---- MATERIAL FOR THIS TASK
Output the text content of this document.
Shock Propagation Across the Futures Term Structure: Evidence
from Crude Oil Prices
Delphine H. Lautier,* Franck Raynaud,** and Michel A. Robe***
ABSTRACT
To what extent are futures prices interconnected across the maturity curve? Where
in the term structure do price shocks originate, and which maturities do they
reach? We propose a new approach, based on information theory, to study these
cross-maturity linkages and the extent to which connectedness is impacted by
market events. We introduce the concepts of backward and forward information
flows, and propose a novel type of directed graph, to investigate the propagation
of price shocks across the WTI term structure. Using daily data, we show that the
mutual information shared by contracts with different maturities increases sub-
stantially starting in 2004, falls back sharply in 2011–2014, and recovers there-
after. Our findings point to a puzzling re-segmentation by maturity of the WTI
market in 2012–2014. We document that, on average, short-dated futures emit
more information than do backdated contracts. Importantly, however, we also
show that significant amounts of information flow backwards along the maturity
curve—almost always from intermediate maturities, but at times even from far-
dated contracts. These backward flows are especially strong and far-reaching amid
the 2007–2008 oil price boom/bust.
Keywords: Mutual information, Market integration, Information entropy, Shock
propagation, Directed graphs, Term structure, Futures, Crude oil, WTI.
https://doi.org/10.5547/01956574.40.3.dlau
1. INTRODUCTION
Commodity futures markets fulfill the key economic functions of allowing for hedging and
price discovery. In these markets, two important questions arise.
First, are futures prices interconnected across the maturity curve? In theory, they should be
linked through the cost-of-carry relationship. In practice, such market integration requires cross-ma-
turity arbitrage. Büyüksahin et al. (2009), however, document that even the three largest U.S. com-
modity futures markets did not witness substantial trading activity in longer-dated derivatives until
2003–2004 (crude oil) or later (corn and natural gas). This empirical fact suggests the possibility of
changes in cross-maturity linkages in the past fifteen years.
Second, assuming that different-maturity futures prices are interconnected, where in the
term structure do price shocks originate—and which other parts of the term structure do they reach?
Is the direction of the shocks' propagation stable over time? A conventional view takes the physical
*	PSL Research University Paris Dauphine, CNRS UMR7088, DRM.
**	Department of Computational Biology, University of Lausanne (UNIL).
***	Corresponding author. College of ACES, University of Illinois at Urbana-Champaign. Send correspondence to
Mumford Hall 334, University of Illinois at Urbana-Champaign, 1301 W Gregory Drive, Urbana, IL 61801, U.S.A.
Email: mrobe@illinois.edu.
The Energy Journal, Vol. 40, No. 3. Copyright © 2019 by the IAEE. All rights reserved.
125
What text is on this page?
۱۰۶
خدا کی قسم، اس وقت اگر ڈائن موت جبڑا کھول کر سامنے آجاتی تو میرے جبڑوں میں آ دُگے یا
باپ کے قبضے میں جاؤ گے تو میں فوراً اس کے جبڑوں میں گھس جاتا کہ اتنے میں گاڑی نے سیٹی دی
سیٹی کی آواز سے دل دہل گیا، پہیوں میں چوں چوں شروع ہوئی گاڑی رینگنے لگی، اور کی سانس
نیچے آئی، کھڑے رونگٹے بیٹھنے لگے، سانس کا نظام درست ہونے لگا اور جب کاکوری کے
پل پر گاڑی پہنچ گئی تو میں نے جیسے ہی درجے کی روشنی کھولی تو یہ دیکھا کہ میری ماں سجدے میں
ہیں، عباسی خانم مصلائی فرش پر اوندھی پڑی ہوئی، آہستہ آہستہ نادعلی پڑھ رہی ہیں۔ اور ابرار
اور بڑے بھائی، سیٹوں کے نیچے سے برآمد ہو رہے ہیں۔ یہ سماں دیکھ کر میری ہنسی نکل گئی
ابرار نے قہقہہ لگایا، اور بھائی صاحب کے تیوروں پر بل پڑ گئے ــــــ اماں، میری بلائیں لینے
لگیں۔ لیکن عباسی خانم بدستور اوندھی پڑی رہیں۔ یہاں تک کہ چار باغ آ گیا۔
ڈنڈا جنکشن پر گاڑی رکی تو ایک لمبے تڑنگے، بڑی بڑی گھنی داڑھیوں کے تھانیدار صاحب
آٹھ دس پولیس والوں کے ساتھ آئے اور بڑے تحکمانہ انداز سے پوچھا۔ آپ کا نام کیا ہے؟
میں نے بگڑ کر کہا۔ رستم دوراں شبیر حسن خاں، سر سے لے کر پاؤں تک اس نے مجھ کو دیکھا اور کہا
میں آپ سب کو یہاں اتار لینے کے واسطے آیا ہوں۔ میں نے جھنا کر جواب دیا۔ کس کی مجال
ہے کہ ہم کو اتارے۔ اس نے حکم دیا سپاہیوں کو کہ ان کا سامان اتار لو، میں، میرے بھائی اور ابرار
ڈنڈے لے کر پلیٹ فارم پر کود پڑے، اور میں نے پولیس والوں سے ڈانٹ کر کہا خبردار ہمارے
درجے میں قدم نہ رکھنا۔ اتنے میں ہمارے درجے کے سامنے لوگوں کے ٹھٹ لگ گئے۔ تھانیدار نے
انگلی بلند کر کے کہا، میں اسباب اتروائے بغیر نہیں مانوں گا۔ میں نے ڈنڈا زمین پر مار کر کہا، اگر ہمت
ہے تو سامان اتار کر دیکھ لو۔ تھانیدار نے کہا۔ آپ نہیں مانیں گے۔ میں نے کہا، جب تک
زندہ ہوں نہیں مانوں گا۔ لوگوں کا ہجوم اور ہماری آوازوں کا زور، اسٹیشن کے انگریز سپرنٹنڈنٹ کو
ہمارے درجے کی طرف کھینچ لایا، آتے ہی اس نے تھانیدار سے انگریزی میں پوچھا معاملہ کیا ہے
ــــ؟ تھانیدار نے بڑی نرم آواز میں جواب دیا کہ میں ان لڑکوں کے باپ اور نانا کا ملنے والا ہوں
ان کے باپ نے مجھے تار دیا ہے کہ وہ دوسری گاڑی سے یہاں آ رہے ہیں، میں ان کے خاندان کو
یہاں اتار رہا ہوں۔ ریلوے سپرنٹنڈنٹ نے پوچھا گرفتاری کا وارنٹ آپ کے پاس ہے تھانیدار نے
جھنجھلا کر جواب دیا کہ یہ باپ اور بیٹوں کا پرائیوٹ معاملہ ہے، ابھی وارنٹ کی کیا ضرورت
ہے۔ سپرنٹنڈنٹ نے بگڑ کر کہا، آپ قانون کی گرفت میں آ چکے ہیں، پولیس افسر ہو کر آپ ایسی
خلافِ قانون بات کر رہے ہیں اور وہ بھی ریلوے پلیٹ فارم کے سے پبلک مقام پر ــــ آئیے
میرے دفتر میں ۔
--------
■ **WHAT TO DO**:
Each line that holds the word "Champaign" is to be copied.

■ **RESULT OF THIS EXERCISE**:
***	Corresponding author. College of ACES, University of Illinois at Urbana-Champaign. Send correspondence to
Mumford Hall 334, University of Illinois at Urbana-Champaign, 1301 W Gregory Drive, Urbana, IL 61801, U.S.A.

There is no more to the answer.